Records from a data source
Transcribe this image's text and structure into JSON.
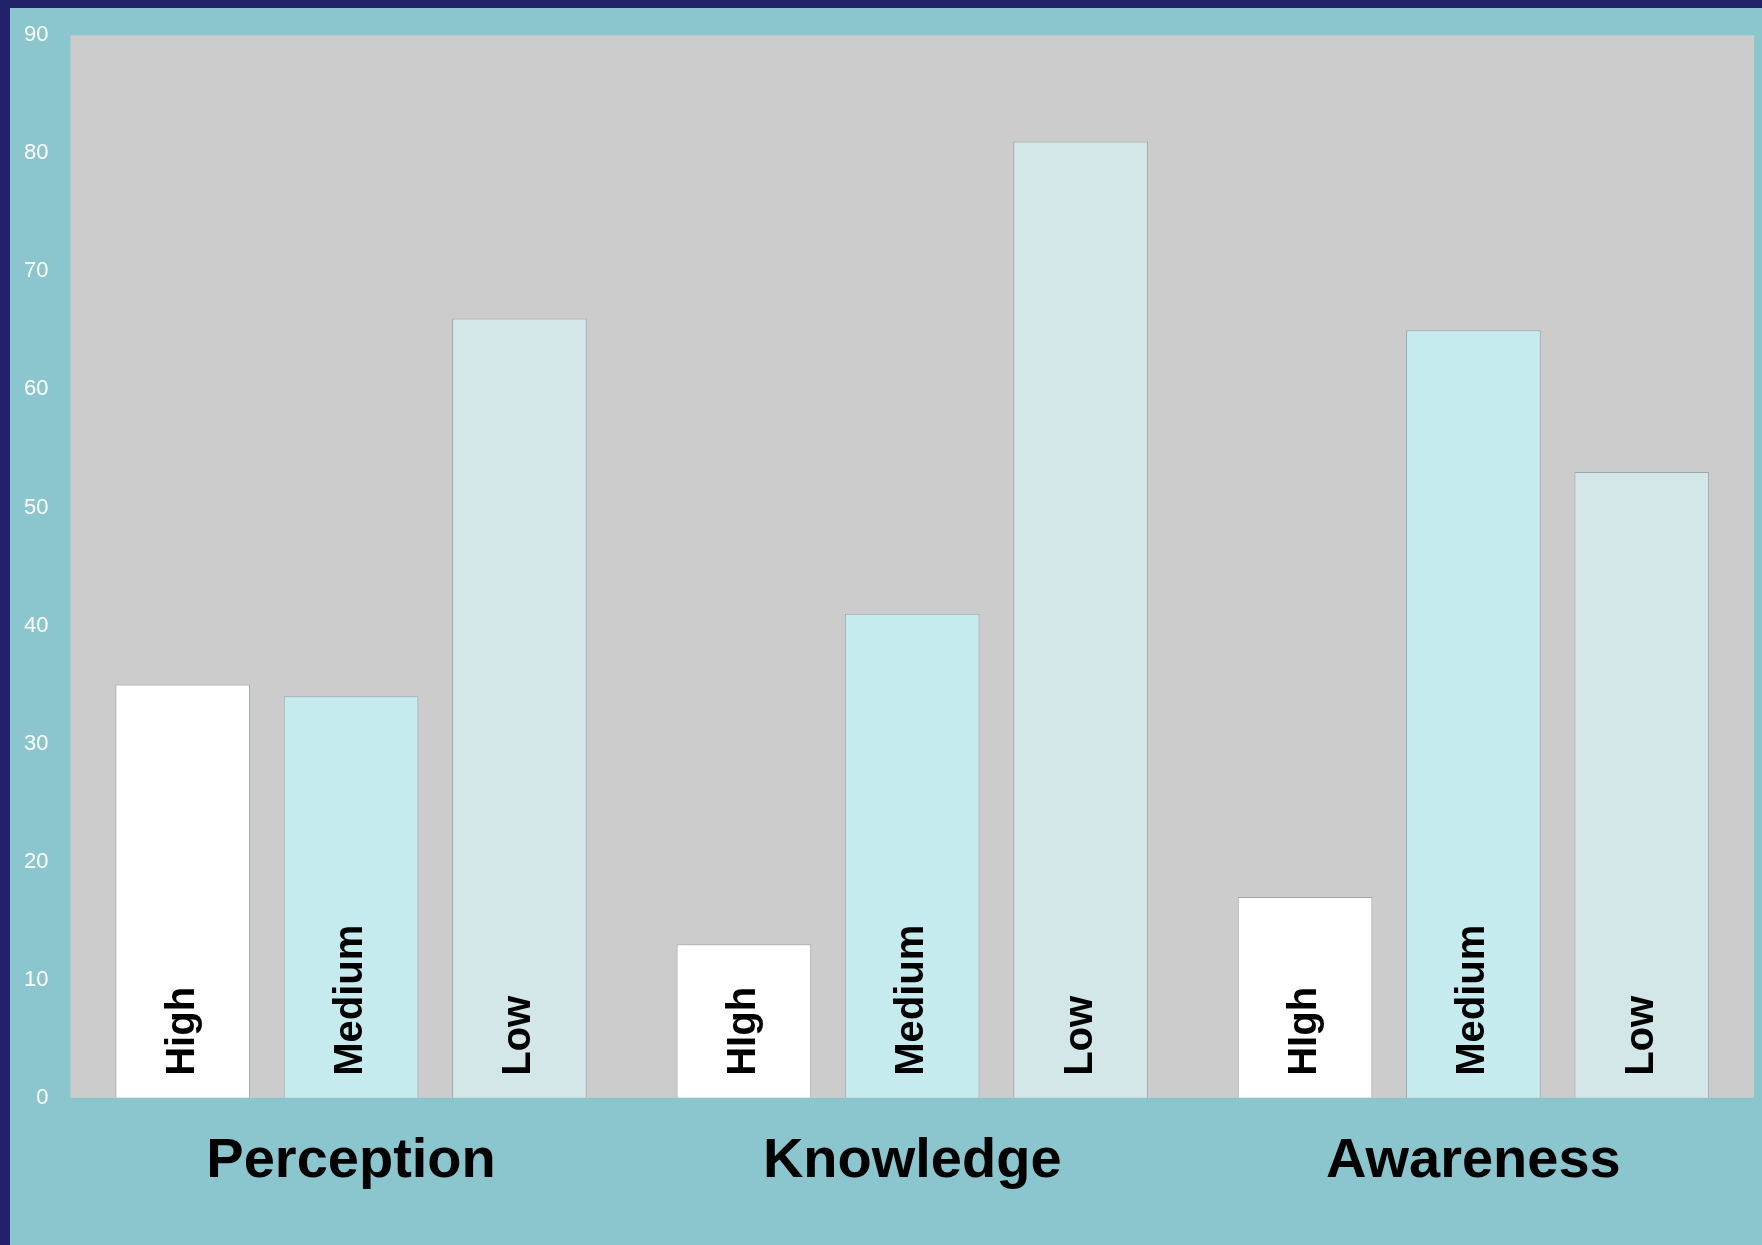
{
  "chart_data": {
    "type": "bar",
    "categories": [
      "Perception",
      "Knowledge",
      "Awareness"
    ],
    "series": [
      {
        "color": "#ffffff",
        "values": [
          35,
          13,
          17
        ],
        "value_labels": [
          "High",
          "HIgh",
          "HIgh"
        ]
      },
      {
        "color": "#c6ebee",
        "values": [
          34,
          41,
          65
        ],
        "value_labels": [
          "Medium",
          "Medium",
          "Medium"
        ]
      },
      {
        "color": "#d3e6e8",
        "values": [
          66,
          81,
          53
        ],
        "value_labels": [
          "Low",
          "Low",
          "Low"
        ]
      }
    ],
    "ylim": [
      0,
      90
    ],
    "yticks": [
      0,
      10,
      20,
      30,
      40,
      50,
      60,
      70,
      80,
      90
    ]
  }
}
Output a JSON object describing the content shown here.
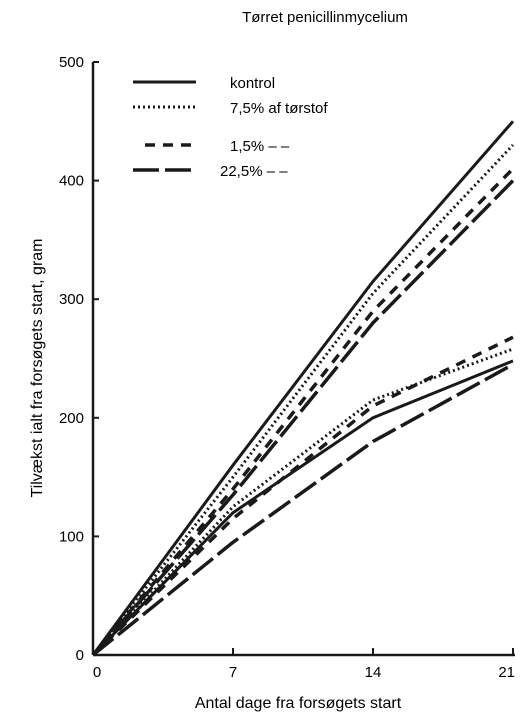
{
  "chart_data": {
    "type": "line",
    "title": "Tørret penicillinmycelium",
    "xlabel": "Antal dage fra forsøgets start",
    "ylabel": "Tilvækst ialt fra forsøgets start, gram",
    "x_ticks": [
      "0",
      "7",
      "14",
      "21"
    ],
    "y_ticks": [
      "0",
      "100",
      "200",
      "300",
      "400",
      "500"
    ],
    "xlim": [
      0,
      21
    ],
    "ylim": [
      0,
      500
    ],
    "grid": false,
    "legend_position": "top-left",
    "x": [
      0,
      7,
      14,
      21
    ],
    "series": [
      {
        "name": "kontrol",
        "style": "solid",
        "group": "upper",
        "values": [
          0,
          160,
          315,
          450
        ]
      },
      {
        "name": "7,5% af tørstof",
        "style": "dotted",
        "group": "upper",
        "values": [
          0,
          150,
          305,
          430
        ]
      },
      {
        "name": "1,5% –  –",
        "style": "dashed",
        "group": "upper",
        "values": [
          0,
          140,
          290,
          410
        ]
      },
      {
        "name": "22,5% –  –",
        "style": "longdash",
        "group": "upper",
        "values": [
          0,
          135,
          280,
          400
        ]
      },
      {
        "name": "kontrol",
        "style": "solid",
        "group": "lower",
        "values": [
          0,
          120,
          200,
          248
        ]
      },
      {
        "name": "7,5% af tørstof",
        "style": "dotted",
        "group": "lower",
        "values": [
          0,
          125,
          215,
          258
        ]
      },
      {
        "name": "1,5% –  –",
        "style": "dashed",
        "group": "lower",
        "values": [
          0,
          115,
          210,
          268
        ]
      },
      {
        "name": "22,5% –  –",
        "style": "longdash",
        "group": "lower",
        "values": [
          0,
          95,
          180,
          245
        ]
      }
    ]
  }
}
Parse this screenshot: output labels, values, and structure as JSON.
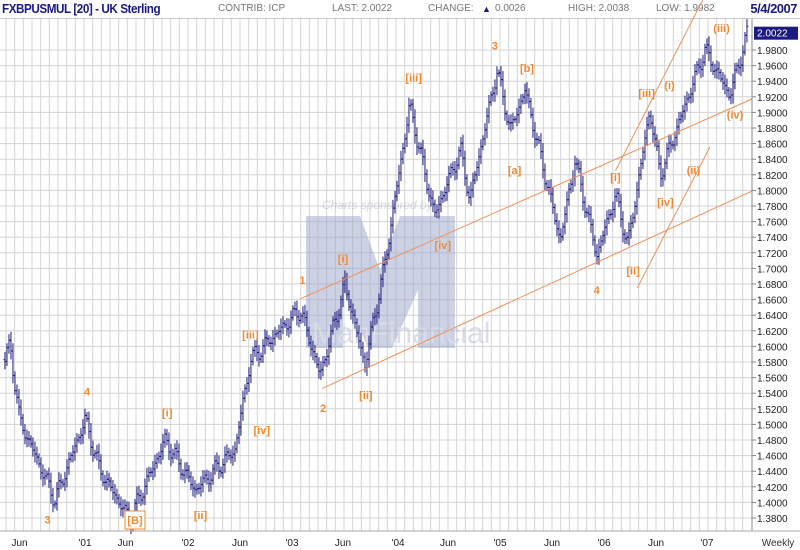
{
  "header": {
    "title": "FXBPUSMUL [20] - UK Sterling",
    "contrib": "CONTRIB: ICP",
    "last": "LAST: 2.0022",
    "change_label": "CHANGE:",
    "change_icon": "triangle-up-icon",
    "change_value": "0.0026",
    "high": "HIGH: 2.0038",
    "low": "LOW: 1.9982",
    "date": "5/4/2007"
  },
  "watermark": {
    "sponsor_text": "Charts sponsored by",
    "logo_text": "ManFinancial"
  },
  "colors": {
    "bars": "#1a1a7a",
    "annotation": "#f08a30",
    "channel": "#f0905a",
    "grid": "#d4d4d4",
    "last_box": "#1a1a80"
  },
  "chart_data": {
    "type": "bar",
    "subtype": "OHLC weekly price bars",
    "title": "FXBPUSMUL [20] - UK Sterling",
    "period_label": "Weekly",
    "ylim": [
      1.37,
      2.02
    ],
    "xlim": [
      2000.2,
      2007.4
    ],
    "grid": true,
    "y_ticks": [
      "1.9800",
      "1.9600",
      "1.9400",
      "1.9200",
      "1.9000",
      "1.8800",
      "1.8600",
      "1.8400",
      "1.8200",
      "1.8000",
      "1.7800",
      "1.7600",
      "1.7400",
      "1.7200",
      "1.7000",
      "1.6800",
      "1.6600",
      "1.6400",
      "1.6200",
      "1.6000",
      "1.5800",
      "1.5600",
      "1.5400",
      "1.5200",
      "1.5000",
      "1.4800",
      "1.4600",
      "1.4400",
      "1.4200",
      "1.4000",
      "1.3800"
    ],
    "last_value": "2.0022",
    "x_ticks": [
      {
        "label": "Jun",
        "t": 2000.38
      },
      {
        "label": "'01",
        "t": 2001.01
      },
      {
        "label": "Jun",
        "t": 2001.4
      },
      {
        "label": "'02",
        "t": 2002.0
      },
      {
        "label": "Jun",
        "t": 2002.5
      },
      {
        "label": "'03",
        "t": 2003.0
      },
      {
        "label": "Jun",
        "t": 2003.49
      },
      {
        "label": "'04",
        "t": 2004.02
      },
      {
        "label": "Jun",
        "t": 2004.5
      },
      {
        "label": "'05",
        "t": 2005.0
      },
      {
        "label": "Jun",
        "t": 2005.5
      },
      {
        "label": "'06",
        "t": 2006.0
      },
      {
        "label": "Jun",
        "t": 2006.5
      },
      {
        "label": "'07",
        "t": 2006.99
      }
    ],
    "price_path": [
      [
        2000.24,
        1.583
      ],
      [
        2000.29,
        1.602
      ],
      [
        2000.38,
        1.506
      ],
      [
        2000.72,
        1.403
      ],
      [
        2001.01,
        1.506
      ],
      [
        2001.15,
        1.442
      ],
      [
        2001.44,
        1.378
      ],
      [
        2001.78,
        1.48
      ],
      [
        2002.07,
        1.416
      ],
      [
        2002.45,
        1.467
      ],
      [
        2002.6,
        1.583
      ],
      [
        2003.08,
        1.647
      ],
      [
        2003.27,
        1.563
      ],
      [
        2003.51,
        1.679
      ],
      [
        2003.7,
        1.576
      ],
      [
        2003.89,
        1.704
      ],
      [
        2004.13,
        1.909
      ],
      [
        2004.37,
        1.768
      ],
      [
        2004.62,
        1.852
      ],
      [
        2004.71,
        1.788
      ],
      [
        2004.97,
        1.954
      ],
      [
        2005.1,
        1.877
      ],
      [
        2005.24,
        1.929
      ],
      [
        2005.58,
        1.736
      ],
      [
        2005.72,
        1.839
      ],
      [
        2005.93,
        1.717
      ],
      [
        2006.11,
        1.794
      ],
      [
        2006.23,
        1.73
      ],
      [
        2006.44,
        1.903
      ],
      [
        2006.54,
        1.82
      ],
      [
        2006.97,
        1.98
      ],
      [
        2007.21,
        1.922
      ],
      [
        2007.38,
        2.002
      ]
    ],
    "channel_lines": [
      {
        "name": "upper-channel",
        "from": [
          2003.08,
          1.661
        ],
        "to": [
          2007.42,
          1.917
        ]
      },
      {
        "name": "lower-channel",
        "from": [
          2003.29,
          1.546
        ],
        "to": [
          2007.42,
          1.799
        ]
      },
      {
        "name": "fan-line-1",
        "from": [
          2006.11,
          1.825
        ],
        "to": [
          2006.96,
          2.047
        ]
      },
      {
        "name": "fan-line-2",
        "from": [
          2006.32,
          1.675
        ],
        "to": [
          2007.02,
          1.856
        ]
      }
    ],
    "annotations": [
      {
        "text": "3",
        "t": 2000.65,
        "p": 1.378
      },
      {
        "text": "4",
        "t": 2001.03,
        "p": 1.542
      },
      {
        "text": "[i]",
        "t": 2001.8,
        "p": 1.515
      },
      {
        "text": "[B]",
        "t": 2001.49,
        "p": 1.352,
        "boxed": true
      },
      {
        "text": "[ii]",
        "t": 2002.12,
        "p": 1.384
      },
      {
        "text": "[iii]",
        "t": 2002.6,
        "p": 1.615
      },
      {
        "text": "[iv]",
        "t": 2002.71,
        "p": 1.493
      },
      {
        "text": "1",
        "t": 2003.1,
        "p": 1.685
      },
      {
        "text": "2",
        "t": 2003.3,
        "p": 1.521
      },
      {
        "text": "[i]",
        "t": 2003.49,
        "p": 1.713
      },
      {
        "text": "[ii]",
        "t": 2003.71,
        "p": 1.538
      },
      {
        "text": "[iii]",
        "t": 2004.17,
        "p": 1.945
      },
      {
        "text": "[iv]",
        "t": 2004.45,
        "p": 1.73
      },
      {
        "text": "3",
        "t": 2004.95,
        "p": 1.986
      },
      {
        "text": "[b]",
        "t": 2005.26,
        "p": 1.957
      },
      {
        "text": "[a]",
        "t": 2005.14,
        "p": 1.826
      },
      {
        "text": "[i]",
        "t": 2006.11,
        "p": 1.817
      },
      {
        "text": "4",
        "t": 2005.93,
        "p": 1.672
      },
      {
        "text": "[ii]",
        "t": 2006.28,
        "p": 1.697
      },
      {
        "text": "[iii]",
        "t": 2006.41,
        "p": 1.925
      },
      {
        "text": "[iv]",
        "t": 2006.59,
        "p": 1.785
      },
      {
        "text": "(i)",
        "t": 2006.63,
        "p": 1.935
      },
      {
        "text": "(ii)",
        "t": 2006.86,
        "p": 1.826
      },
      {
        "text": "(iii)",
        "t": 2007.13,
        "p": 2.013
      },
      {
        "text": "(iv)",
        "t": 2007.26,
        "p": 1.897
      }
    ]
  }
}
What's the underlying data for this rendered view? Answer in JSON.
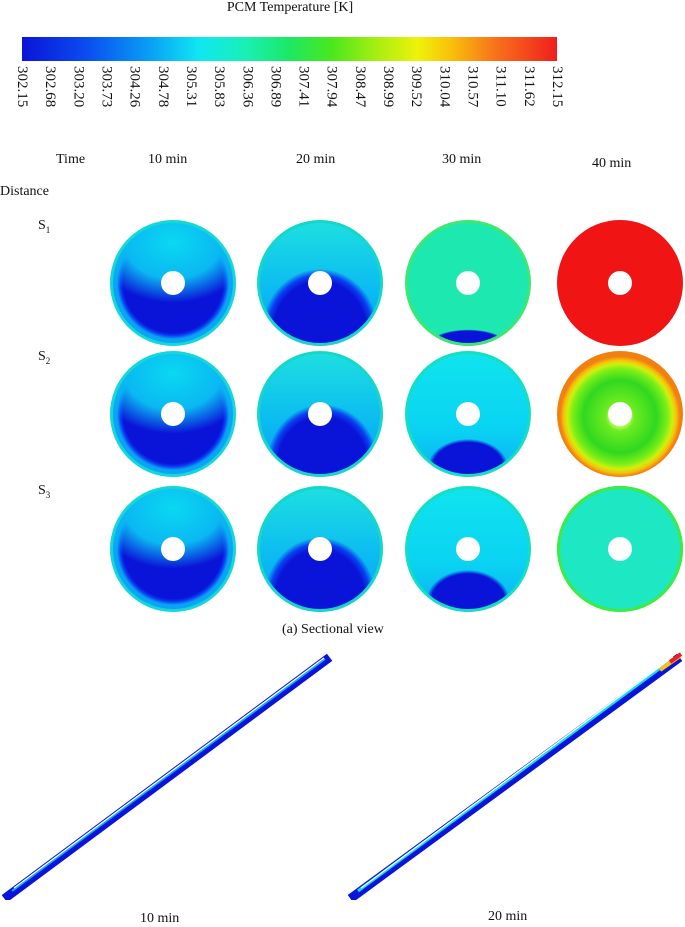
{
  "colorbar": {
    "title": "PCM Temperature [K]",
    "ticks": [
      "302.15",
      "302.68",
      "303.20",
      "303.73",
      "304.26",
      "304.78",
      "305.31",
      "305.83",
      "306.36",
      "306.89",
      "307.41",
      "307.94",
      "308.47",
      "308.99",
      "309.52",
      "310.04",
      "310.57",
      "311.10",
      "311.62",
      "312.15"
    ],
    "min": 302.15,
    "max": 312.15,
    "colors": [
      "#0a14d8",
      "#0aa0f4",
      "#10e6f2",
      "#1ce864",
      "#eef20a",
      "#f01e1e"
    ]
  },
  "header": {
    "time_label": "Time",
    "distance_label": "Distance",
    "times": [
      "10 min",
      "20 min",
      "30 min",
      "40 min"
    ]
  },
  "rows": [
    {
      "label": "S",
      "sub": "1"
    },
    {
      "label": "S",
      "sub": "2"
    },
    {
      "label": "S",
      "sub": "3"
    }
  ],
  "sectional_caption": "(a) Sectional view",
  "longitudinal": {
    "captions": [
      "10 min",
      "20 min"
    ]
  }
}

**Problem to solve**
Filter out every line that lacks the word "forsøgets", and copy the rest.

**Exercise solution**
    "xlabel": "Antal dage fra forsøgets start",
    "ylabel": "Tilvækst ialt fra forsøgets start, gram",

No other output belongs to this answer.